[Written instruction]: Every line that includes the word "Brain" is to be listed.

/---

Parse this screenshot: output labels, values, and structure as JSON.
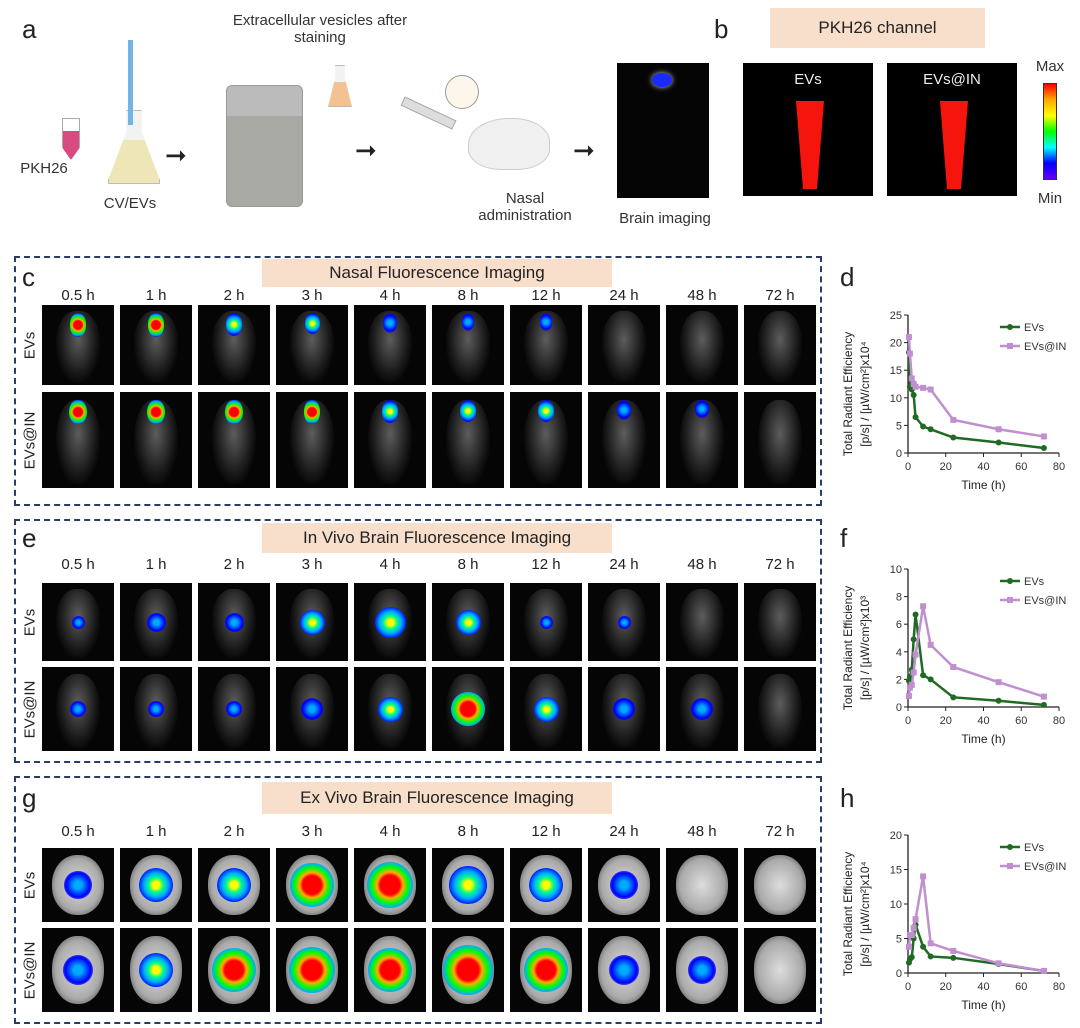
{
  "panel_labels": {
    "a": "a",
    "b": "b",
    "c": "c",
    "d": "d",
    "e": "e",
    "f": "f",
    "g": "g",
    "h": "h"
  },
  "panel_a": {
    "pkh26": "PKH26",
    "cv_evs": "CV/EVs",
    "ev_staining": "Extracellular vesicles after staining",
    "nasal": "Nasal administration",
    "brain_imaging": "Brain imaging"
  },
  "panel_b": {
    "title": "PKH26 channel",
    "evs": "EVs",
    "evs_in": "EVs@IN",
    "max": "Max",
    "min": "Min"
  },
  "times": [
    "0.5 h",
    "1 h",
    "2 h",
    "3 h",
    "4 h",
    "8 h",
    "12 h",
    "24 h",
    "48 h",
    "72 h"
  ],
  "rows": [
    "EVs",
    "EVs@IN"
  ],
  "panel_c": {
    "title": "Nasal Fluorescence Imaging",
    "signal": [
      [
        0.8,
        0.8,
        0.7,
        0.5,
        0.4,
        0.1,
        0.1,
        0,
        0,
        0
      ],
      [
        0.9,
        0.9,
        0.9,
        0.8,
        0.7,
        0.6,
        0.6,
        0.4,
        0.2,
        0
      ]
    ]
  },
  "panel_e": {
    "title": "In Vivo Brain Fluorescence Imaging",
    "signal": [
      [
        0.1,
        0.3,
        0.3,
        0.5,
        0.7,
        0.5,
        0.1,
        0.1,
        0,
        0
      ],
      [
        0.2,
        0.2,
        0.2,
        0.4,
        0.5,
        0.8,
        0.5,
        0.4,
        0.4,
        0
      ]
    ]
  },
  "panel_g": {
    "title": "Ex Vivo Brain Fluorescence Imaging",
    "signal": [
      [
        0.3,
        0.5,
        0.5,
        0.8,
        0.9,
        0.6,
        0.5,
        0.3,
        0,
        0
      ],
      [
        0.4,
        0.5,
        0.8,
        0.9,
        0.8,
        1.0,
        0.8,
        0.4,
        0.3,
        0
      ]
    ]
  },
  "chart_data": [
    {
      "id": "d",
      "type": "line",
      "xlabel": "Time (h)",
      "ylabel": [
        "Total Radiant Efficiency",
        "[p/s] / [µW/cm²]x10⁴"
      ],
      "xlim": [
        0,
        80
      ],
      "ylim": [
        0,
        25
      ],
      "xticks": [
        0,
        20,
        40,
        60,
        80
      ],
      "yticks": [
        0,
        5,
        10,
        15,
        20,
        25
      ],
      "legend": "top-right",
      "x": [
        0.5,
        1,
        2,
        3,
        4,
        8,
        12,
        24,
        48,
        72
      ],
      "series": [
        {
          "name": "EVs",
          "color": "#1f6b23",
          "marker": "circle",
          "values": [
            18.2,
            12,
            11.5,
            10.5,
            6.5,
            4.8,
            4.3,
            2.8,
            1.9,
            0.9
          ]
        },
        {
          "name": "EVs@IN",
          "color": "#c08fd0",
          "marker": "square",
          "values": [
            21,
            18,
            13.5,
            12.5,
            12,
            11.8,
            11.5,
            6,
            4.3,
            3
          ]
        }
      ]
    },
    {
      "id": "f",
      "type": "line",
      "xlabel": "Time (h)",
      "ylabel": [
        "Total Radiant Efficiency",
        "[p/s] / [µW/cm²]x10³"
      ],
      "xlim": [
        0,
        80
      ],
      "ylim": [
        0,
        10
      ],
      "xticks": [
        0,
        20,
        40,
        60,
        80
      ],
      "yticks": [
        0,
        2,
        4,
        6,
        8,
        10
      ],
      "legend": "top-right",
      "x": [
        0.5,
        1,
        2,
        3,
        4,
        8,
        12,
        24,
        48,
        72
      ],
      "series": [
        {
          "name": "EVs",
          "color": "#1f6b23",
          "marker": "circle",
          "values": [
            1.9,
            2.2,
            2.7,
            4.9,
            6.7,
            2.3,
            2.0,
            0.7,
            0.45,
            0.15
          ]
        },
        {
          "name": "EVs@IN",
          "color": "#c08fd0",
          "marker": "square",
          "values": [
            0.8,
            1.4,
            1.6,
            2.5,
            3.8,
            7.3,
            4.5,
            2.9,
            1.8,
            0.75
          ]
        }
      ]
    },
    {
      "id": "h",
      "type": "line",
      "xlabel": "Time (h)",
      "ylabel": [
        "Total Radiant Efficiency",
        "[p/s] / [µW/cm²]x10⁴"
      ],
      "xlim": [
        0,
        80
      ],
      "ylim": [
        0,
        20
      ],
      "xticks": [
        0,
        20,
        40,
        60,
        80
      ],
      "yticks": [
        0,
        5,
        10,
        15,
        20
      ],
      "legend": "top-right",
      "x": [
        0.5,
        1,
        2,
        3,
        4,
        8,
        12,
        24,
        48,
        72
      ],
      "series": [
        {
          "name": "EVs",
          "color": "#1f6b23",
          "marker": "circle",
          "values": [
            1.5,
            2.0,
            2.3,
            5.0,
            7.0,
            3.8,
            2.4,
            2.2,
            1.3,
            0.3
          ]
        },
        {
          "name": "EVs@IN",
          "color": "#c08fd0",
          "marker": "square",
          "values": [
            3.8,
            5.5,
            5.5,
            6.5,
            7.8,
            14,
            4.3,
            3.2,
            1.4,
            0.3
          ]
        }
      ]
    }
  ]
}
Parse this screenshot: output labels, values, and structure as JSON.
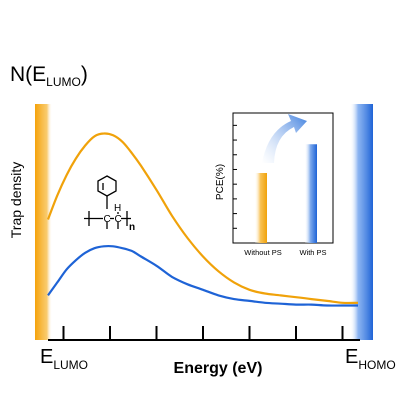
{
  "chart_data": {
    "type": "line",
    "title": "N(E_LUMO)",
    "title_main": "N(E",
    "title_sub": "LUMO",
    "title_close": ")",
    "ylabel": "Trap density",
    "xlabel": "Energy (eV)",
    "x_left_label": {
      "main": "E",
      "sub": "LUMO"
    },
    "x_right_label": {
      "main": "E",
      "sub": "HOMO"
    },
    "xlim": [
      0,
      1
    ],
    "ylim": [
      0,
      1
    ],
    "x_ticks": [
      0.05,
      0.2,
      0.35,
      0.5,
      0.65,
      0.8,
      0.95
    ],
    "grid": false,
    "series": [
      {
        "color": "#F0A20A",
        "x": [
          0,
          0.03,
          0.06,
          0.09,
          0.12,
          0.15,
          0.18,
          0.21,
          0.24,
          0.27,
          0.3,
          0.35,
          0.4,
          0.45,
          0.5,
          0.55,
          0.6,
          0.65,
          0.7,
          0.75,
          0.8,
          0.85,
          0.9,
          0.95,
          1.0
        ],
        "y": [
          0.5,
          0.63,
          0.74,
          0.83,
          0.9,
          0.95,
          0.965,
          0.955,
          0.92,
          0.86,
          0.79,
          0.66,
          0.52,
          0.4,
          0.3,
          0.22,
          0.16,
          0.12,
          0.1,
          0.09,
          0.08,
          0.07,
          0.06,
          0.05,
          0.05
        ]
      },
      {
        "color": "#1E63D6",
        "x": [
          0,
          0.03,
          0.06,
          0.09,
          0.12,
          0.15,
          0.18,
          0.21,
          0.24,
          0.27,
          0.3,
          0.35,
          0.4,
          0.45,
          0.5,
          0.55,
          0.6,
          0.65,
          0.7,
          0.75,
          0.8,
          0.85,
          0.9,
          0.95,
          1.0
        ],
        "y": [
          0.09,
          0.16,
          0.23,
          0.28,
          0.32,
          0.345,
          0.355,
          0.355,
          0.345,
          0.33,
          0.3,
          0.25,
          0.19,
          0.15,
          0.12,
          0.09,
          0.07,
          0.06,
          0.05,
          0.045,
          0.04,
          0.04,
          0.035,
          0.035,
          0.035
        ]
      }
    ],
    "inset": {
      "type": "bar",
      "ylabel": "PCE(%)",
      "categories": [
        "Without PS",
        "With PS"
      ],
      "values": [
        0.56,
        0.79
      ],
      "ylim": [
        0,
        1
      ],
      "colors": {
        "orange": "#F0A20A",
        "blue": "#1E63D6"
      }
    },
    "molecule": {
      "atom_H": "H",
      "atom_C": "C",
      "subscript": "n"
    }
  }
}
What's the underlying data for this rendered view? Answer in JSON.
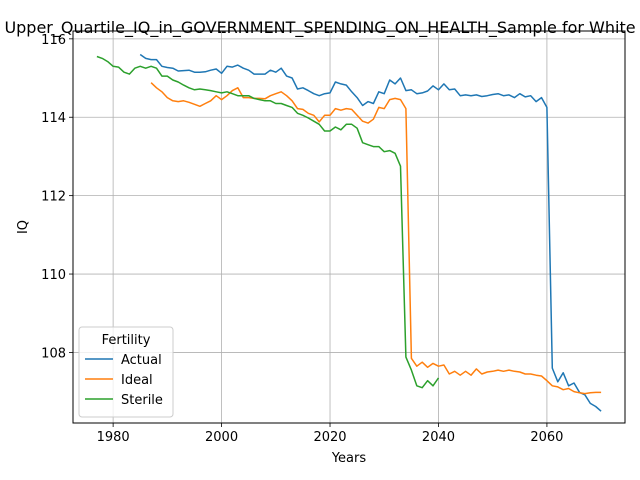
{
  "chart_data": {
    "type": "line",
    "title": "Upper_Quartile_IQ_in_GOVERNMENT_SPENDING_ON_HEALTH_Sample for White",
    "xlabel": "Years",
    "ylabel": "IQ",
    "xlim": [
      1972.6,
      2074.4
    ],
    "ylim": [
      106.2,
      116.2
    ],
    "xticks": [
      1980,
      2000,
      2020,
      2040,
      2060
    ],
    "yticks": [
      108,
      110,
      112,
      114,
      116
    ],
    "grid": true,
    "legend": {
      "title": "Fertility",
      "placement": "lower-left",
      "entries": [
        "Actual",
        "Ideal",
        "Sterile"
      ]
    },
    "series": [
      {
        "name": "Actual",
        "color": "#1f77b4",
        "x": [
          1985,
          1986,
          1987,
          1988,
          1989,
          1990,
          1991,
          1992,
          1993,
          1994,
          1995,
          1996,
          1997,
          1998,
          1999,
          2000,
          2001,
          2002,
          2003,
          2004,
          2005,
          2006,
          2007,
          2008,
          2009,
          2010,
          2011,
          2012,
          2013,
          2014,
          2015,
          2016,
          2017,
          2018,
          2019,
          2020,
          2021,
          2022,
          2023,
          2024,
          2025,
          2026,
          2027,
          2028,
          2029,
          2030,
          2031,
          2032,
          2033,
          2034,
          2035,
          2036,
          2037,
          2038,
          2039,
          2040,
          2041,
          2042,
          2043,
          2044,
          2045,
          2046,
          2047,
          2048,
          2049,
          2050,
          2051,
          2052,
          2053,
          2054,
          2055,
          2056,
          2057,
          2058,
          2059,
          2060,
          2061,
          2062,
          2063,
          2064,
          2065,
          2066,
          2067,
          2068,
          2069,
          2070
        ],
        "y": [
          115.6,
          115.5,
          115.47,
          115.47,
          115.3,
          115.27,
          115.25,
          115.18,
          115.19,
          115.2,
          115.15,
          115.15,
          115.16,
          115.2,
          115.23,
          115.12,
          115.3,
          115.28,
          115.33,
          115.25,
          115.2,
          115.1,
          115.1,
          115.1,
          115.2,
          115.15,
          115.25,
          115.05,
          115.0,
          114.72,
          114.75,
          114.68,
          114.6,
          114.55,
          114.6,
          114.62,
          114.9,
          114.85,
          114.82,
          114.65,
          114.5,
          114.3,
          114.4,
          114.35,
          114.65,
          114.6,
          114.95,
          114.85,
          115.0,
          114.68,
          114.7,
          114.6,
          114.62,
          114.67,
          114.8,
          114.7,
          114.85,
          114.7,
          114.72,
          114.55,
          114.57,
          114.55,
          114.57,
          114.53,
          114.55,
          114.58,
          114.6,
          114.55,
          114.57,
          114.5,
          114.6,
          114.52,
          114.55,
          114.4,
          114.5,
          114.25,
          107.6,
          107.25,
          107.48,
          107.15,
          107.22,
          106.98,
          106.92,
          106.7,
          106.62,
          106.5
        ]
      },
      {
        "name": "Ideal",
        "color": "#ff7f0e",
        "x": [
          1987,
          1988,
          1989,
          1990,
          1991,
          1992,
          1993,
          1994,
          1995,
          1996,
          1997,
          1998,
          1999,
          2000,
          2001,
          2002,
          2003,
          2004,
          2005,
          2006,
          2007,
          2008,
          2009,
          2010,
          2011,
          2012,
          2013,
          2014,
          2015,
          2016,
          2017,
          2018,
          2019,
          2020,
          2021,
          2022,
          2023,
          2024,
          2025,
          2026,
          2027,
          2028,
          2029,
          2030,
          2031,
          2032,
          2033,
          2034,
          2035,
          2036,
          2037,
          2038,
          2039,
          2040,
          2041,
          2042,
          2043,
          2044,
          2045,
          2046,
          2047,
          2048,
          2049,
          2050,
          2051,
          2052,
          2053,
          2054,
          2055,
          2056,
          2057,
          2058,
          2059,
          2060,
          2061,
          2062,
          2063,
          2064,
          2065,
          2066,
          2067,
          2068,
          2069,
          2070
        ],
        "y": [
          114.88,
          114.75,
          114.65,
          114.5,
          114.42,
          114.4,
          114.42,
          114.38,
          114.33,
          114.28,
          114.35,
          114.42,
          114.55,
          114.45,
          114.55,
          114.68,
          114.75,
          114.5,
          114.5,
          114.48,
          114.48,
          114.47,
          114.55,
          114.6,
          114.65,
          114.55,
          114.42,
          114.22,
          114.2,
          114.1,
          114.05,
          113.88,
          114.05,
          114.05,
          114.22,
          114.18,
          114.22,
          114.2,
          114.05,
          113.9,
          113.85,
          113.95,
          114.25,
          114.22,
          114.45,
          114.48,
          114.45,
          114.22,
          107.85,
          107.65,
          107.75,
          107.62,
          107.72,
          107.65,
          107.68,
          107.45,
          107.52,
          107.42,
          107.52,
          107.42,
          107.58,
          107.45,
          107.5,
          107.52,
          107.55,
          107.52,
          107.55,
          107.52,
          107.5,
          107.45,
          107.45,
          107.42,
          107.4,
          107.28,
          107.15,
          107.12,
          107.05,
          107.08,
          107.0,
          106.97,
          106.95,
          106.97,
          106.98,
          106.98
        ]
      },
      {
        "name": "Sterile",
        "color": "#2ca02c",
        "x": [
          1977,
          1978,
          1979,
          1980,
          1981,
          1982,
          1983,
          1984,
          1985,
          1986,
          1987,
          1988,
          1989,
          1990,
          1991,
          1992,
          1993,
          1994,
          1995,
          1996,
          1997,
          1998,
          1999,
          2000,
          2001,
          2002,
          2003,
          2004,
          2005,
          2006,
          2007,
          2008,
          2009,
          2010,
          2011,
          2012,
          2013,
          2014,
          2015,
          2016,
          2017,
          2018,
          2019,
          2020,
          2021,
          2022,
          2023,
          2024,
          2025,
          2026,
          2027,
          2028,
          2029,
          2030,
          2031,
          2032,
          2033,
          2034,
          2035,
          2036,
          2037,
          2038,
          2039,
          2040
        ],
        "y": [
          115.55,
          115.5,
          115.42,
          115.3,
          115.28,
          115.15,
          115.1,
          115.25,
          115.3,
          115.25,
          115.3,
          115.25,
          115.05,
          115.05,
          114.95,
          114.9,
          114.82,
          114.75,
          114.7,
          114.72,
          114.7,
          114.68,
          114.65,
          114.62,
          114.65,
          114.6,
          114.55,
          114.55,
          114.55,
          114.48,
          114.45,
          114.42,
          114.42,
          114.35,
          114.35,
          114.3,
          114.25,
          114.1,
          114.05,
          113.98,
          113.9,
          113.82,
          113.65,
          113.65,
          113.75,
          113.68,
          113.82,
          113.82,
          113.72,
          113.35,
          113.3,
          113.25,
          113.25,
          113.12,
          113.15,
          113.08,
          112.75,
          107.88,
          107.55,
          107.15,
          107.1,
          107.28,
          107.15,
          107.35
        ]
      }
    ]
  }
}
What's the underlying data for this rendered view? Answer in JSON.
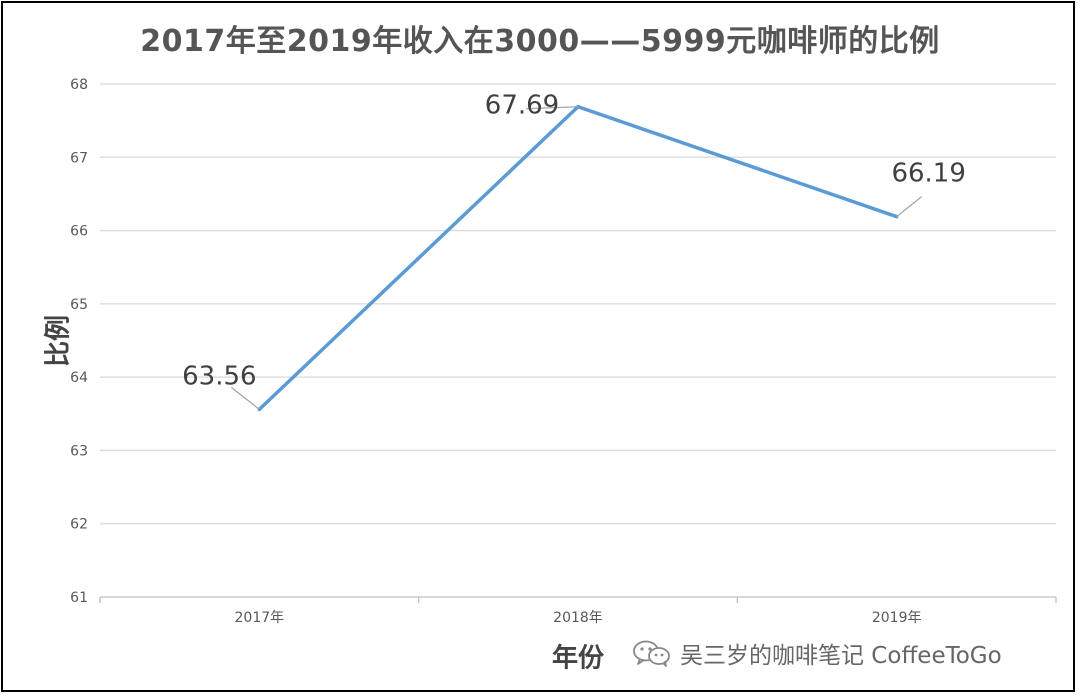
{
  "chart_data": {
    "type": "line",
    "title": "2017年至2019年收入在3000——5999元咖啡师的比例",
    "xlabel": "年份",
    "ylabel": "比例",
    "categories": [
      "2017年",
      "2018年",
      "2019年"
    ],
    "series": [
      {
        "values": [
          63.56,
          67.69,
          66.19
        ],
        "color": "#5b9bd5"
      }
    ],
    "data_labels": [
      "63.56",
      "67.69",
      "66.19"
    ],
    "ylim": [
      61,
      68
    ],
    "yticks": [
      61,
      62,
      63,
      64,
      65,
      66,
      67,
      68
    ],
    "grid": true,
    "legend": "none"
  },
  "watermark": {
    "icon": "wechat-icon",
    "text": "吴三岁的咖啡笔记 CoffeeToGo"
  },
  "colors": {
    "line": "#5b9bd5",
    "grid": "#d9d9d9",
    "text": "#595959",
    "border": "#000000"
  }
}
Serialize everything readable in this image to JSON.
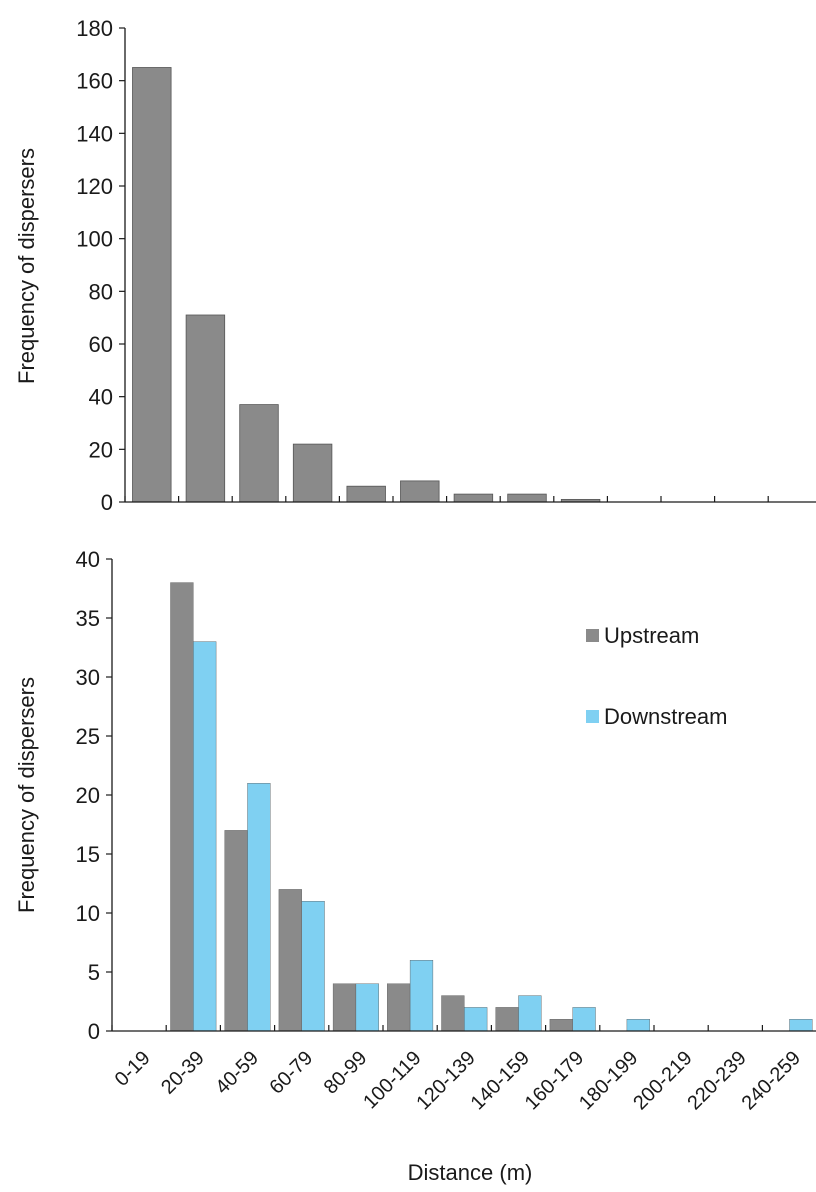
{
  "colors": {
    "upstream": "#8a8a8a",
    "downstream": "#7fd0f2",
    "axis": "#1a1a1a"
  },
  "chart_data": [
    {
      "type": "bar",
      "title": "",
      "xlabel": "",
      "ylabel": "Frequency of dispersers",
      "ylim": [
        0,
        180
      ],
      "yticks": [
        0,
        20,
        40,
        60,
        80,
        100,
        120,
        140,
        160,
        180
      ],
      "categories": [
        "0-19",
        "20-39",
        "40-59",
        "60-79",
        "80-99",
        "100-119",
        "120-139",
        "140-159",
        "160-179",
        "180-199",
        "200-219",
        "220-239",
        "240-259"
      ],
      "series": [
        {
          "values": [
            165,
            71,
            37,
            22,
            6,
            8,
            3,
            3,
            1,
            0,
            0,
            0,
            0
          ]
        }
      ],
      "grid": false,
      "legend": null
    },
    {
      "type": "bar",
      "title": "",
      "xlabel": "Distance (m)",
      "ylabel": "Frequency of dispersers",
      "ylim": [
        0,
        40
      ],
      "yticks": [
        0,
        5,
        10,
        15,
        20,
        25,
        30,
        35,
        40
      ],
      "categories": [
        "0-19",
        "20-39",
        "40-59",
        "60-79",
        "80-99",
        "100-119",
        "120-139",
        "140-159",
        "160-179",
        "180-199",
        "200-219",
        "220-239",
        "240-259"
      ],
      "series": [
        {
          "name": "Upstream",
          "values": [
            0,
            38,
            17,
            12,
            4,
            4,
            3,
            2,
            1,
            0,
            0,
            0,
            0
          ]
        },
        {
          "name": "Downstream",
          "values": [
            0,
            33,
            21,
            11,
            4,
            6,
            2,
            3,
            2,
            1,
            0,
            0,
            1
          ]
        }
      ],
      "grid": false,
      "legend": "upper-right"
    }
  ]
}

\---

[Task solution]:
    "brain_imaging": "Brain imaging"
    "title": "In Vivo Brain Fluorescence Imaging",
    "title": "Ex Vivo Brain Fluorescence Imaging",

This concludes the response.